• **Exercise**: Copy the lines of the material from the line with "323, 409, 344]" to the line with "494, 799, 515]", both included, keeping each one unchanged.

(Dataset entries)
((
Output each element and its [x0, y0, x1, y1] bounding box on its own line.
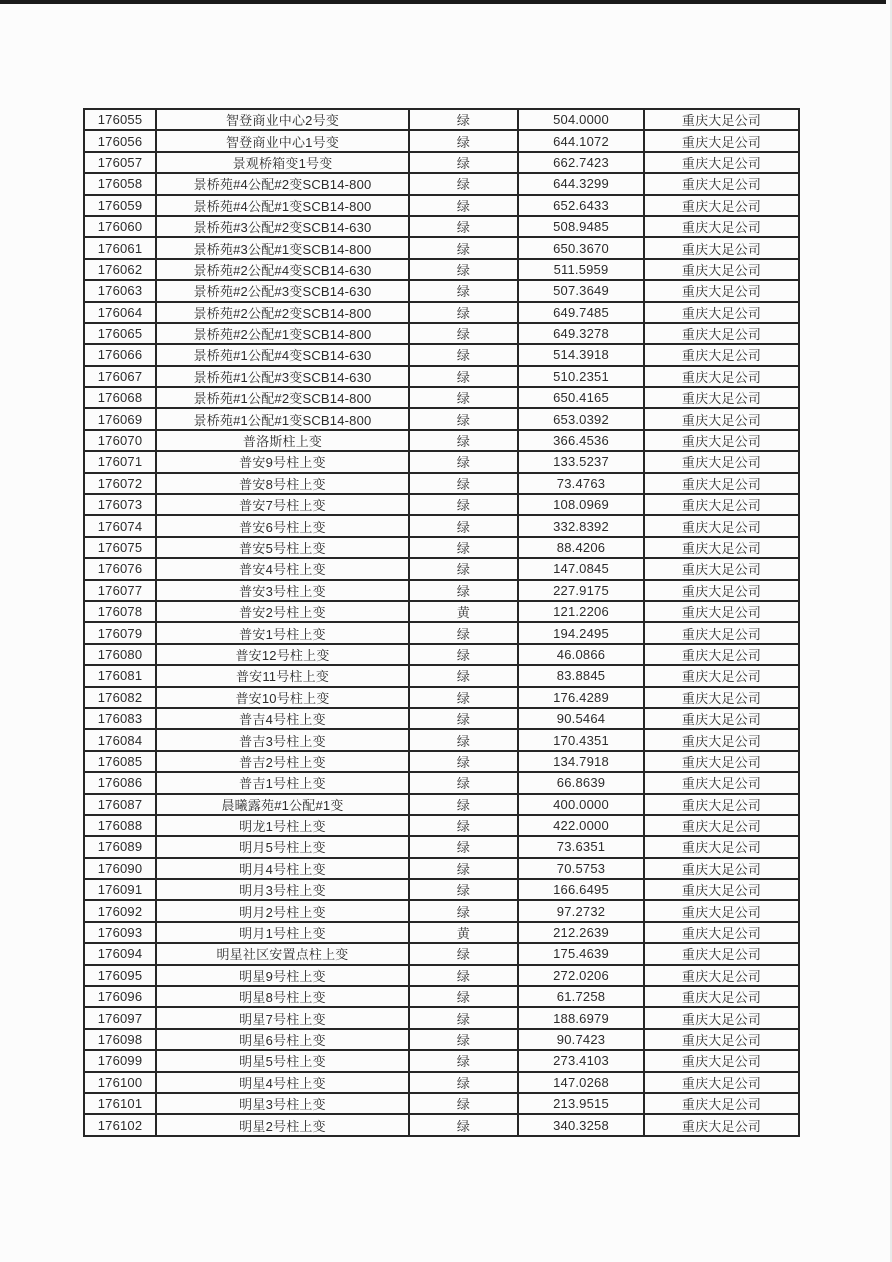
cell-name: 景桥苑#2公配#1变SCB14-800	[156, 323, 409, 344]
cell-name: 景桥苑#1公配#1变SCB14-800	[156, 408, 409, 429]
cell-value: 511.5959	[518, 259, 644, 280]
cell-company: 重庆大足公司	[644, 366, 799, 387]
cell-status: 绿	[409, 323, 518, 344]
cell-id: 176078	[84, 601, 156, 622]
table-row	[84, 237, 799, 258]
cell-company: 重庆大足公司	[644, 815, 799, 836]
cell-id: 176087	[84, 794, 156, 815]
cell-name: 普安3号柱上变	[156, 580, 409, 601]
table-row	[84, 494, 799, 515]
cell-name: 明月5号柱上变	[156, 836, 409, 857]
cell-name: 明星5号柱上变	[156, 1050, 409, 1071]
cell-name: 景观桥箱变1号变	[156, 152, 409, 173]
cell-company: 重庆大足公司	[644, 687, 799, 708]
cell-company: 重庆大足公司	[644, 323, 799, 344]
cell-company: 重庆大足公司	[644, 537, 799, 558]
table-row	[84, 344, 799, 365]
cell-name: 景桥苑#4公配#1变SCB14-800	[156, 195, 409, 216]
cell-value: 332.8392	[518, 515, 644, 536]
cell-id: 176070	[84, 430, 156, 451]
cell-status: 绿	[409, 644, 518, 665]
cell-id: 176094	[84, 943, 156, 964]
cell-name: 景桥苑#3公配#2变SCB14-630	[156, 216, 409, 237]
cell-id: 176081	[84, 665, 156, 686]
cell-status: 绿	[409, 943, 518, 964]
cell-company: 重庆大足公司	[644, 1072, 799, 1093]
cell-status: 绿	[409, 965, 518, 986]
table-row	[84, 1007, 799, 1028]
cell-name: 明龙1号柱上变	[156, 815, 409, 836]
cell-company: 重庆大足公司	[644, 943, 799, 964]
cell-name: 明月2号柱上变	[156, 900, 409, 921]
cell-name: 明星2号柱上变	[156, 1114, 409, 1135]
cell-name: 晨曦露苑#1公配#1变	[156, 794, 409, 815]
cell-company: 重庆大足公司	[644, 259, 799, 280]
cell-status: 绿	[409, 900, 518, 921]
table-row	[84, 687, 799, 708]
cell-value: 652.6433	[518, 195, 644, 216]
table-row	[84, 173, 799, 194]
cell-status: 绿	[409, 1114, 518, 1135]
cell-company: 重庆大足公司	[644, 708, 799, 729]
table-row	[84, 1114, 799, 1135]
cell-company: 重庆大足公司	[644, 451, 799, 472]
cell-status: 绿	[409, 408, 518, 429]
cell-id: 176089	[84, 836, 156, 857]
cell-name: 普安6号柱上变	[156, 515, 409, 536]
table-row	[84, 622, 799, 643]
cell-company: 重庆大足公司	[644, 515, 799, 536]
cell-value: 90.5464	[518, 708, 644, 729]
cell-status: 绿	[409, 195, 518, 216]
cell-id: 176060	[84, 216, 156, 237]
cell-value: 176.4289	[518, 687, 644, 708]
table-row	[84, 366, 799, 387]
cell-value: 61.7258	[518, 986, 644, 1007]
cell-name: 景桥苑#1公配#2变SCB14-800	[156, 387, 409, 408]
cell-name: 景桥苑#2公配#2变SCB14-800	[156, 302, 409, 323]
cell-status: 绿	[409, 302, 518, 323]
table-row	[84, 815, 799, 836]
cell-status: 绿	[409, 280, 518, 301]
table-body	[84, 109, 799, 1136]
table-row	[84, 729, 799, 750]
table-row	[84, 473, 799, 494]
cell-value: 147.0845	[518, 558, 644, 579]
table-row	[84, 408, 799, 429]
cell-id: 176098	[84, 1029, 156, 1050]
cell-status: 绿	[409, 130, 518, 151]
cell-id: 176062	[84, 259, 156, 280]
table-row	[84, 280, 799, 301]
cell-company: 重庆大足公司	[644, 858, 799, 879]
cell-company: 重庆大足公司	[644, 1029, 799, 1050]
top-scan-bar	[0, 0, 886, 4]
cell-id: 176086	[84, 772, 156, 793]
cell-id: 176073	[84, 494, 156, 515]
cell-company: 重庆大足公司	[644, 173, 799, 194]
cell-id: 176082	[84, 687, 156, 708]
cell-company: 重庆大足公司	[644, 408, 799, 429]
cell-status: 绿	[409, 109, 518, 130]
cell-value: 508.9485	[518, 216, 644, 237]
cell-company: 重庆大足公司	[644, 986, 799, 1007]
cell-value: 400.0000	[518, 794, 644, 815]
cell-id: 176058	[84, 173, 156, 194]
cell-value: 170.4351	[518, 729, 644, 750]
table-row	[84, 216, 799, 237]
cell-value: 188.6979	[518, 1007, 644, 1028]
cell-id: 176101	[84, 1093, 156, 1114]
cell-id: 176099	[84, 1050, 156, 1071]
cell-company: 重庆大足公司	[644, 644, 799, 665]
))
• **The completed task**:
cell-name: 景桥苑#2公配#1变SCB14-800	[156, 323, 409, 344]
cell-name: 景桥苑#1公配#1变SCB14-800	[156, 408, 409, 429]
cell-value: 511.5959	[518, 259, 644, 280]
cell-company: 重庆大足公司	[644, 366, 799, 387]
cell-status: 绿	[409, 323, 518, 344]
cell-id: 176078	[84, 601, 156, 622]
table-row	[84, 237, 799, 258]
cell-company: 重庆大足公司	[644, 815, 799, 836]
cell-id: 176087	[84, 794, 156, 815]
cell-name: 普安3号柱上变	[156, 580, 409, 601]
table-row	[84, 494, 799, 515]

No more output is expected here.